Records:
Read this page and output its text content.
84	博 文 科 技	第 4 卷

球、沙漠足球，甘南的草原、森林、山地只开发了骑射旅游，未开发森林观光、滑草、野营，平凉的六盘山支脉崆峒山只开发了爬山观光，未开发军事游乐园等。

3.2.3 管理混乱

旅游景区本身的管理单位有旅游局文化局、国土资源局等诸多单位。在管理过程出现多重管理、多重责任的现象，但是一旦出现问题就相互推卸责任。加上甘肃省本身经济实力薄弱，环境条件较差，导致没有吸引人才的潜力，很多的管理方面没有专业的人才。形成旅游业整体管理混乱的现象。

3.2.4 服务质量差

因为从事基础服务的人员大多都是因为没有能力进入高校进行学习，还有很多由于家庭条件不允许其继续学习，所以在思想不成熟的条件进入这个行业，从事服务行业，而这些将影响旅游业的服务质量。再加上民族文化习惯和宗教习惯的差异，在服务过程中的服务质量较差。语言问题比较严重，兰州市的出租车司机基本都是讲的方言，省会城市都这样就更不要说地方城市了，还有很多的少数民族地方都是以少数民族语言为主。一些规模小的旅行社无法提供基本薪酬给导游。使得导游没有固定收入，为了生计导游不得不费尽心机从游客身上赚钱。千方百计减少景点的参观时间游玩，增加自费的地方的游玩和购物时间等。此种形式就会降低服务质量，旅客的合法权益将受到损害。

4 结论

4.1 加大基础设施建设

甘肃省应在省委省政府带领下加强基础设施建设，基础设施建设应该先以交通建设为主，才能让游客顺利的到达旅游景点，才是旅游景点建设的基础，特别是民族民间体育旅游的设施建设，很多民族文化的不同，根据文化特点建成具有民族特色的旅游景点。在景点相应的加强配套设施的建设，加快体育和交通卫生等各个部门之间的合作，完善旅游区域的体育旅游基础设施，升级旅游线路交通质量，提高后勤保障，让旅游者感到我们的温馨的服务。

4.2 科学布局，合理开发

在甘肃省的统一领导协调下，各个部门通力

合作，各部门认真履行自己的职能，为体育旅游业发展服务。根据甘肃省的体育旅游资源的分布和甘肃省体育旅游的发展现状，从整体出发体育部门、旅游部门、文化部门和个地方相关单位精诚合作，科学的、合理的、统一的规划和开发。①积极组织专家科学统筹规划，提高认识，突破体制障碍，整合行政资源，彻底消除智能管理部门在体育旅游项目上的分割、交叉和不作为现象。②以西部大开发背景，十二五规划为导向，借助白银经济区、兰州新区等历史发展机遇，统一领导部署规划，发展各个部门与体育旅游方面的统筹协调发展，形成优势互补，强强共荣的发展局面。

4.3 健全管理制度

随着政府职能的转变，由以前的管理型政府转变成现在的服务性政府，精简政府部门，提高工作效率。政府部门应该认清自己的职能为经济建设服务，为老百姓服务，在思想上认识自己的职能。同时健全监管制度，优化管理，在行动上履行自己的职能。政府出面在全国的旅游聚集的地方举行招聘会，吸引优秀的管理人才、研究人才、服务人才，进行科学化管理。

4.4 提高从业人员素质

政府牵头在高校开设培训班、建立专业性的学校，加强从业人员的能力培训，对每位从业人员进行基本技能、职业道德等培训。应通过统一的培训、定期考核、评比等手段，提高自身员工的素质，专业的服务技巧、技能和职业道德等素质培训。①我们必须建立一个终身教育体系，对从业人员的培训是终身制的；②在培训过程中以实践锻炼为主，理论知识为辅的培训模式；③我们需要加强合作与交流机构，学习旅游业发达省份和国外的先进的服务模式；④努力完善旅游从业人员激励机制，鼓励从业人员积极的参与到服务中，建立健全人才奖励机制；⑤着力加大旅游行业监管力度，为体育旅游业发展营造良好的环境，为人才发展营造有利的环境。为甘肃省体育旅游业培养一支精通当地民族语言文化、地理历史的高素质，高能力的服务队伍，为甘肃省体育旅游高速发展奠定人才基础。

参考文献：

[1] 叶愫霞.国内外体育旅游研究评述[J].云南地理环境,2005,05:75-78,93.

Direction: Can you reproduce all the material exactly?

Answer to the problem:
Read this page and output its text content.
84	博 文 科 技	第 4 卷

球、沙漠足球，甘南的草原、森林、山地只开发了骑射旅游，未开发森林观光、滑草、野营，平凉的六盘山支脉崆峒山只开发了爬山观光，未开发军事游乐园等。

3.2.3 管理混乱

旅游景区本身的管理单位有旅游局文化局、国土资源局等诸多单位。在管理过程出现多重管理、多重责任的现象，但是一旦出现问题就相互推卸责任。加上甘肃省本身经济实力薄弱，环境条件较差，导致没有吸引人才的潜力，很多的管理方面没有专业的人才。形成旅游业整体管理混乱的现象。

3.2.4 服务质量差

因为从事基础服务的人员大多都是因为没有能力进入高校进行学习，还有很多由于家庭条件不允许其继续学习，所以在思想不成熟的条件进入这个行业，从事服务行业，而这些将影响旅游业的服务质量。再加上民族文化习惯和宗教习惯的差异，在服务过程中的服务质量较差。语言问题比较严重，兰州市的出租车司机基本都是讲的方言，省会城市都这样就更不要说地方城市了，还有很多的少数民族地方都是以少数民族语言为主。一些规模小的旅行社无法提供基本薪酬给导游。使得导游没有固定收入，为了生计导游不得不费尽心机从游客身上赚钱。千方百计减少景点的参观时间游玩，增加自费的地方的游玩和购物时间等。此种形式就会降低服务质量，旅客的合法权益将受到损害。

4 结论

4.1 加大基础设施建设

甘肃省应在省委省政府带领下加强基础设施建设，基础设施建设应该先以交通建设为主，才能让游客顺利的到达旅游景点，才是旅游景点建设的基础，特别是民族民间体育旅游的设施建设，很多民族文化的不同，根据文化特点建成具有民族特色的旅游景点。在景点相应的加强配套设施的建设，加快体育和交通卫生等各个部门之间的合作，完善旅游区域的体育旅游基础设施，升级旅游线路交通质量，提高后勤保障，让旅游者感到我们的温馨的服务。

4.2 科学布局，合理开发

在甘肃省的统一领导协调下，各个部门通力

合作，各部门认真履行自己的职能，为体育旅游业发展服务。根据甘肃省的体育旅游资源的分布和甘肃省体育旅游的发展现状，从整体出发体育部门、旅游部门、文化部门和个地方相关单位精诚合作，科学的、合理的、统一的规划和开发。①积极组织专家科学统筹规划，提高认识，突破体制障碍，整合行政资源，彻底消除智能管理部门在体育旅游项目上的分割、交叉和不作为现象。②以西部大开发背景，十二五规划为导向，借助白银经济区、兰州新区等历史发展机遇，统一领导部署规划，发展各个部门与体育旅游方面的统筹协调发展，形成优势互补，强强共荣的发展局面。

4.3 健全管理制度

随着政府职能的转变，由以前的管理型政府转变成现在的服务性政府，精简政府部门，提高工作效率。政府部门应该认清自己的职能为经济建设服务，为老百姓服务，在思想上认识自己的职能。同时健全监管制度，优化管理，在行动上履行自己的职能。政府出面在全国的旅游聚集的地方举行招聘会，吸引优秀的管理人才、研究人才、服务人才，进行科学化管理。

4.4 提高从业人员素质

政府牵头在高校开设培训班、建立专业性的学校，加强从业人员的能力培训，对每位从业人员进行基本技能、职业道德等培训。应通过统一的培训、定期考核、评比等手段，提高自身员工的素质，专业的服务技巧、技能和职业道德等素质培训。①我们必须建立一个终身教育体系，对从业人员的培训是终身制的；②在培训过程中以实践锻炼为主，理论知识为辅的培训模式；③我们需要加强合作与交流机构，学习旅游业发达省份和国外的先进的服务模式；④努力完善旅游从业人员激励机制，鼓励从业人员积极的参与到服务中，建立健全人才奖励机制；⑤着力加大旅游行业监管力度，为体育旅游业发展营造良好的环境，为人才发展营造有利的环境。为甘肃省体育旅游业培养一支精通当地民族语言文化、地理历史的高素质，高能力的服务队伍，为甘肃省体育旅游高速发展奠定人才基础。

参考文献：

[1] 叶愫霞.国内外体育旅游研究评述[J].云南地理环境,2005,05:75-78,93.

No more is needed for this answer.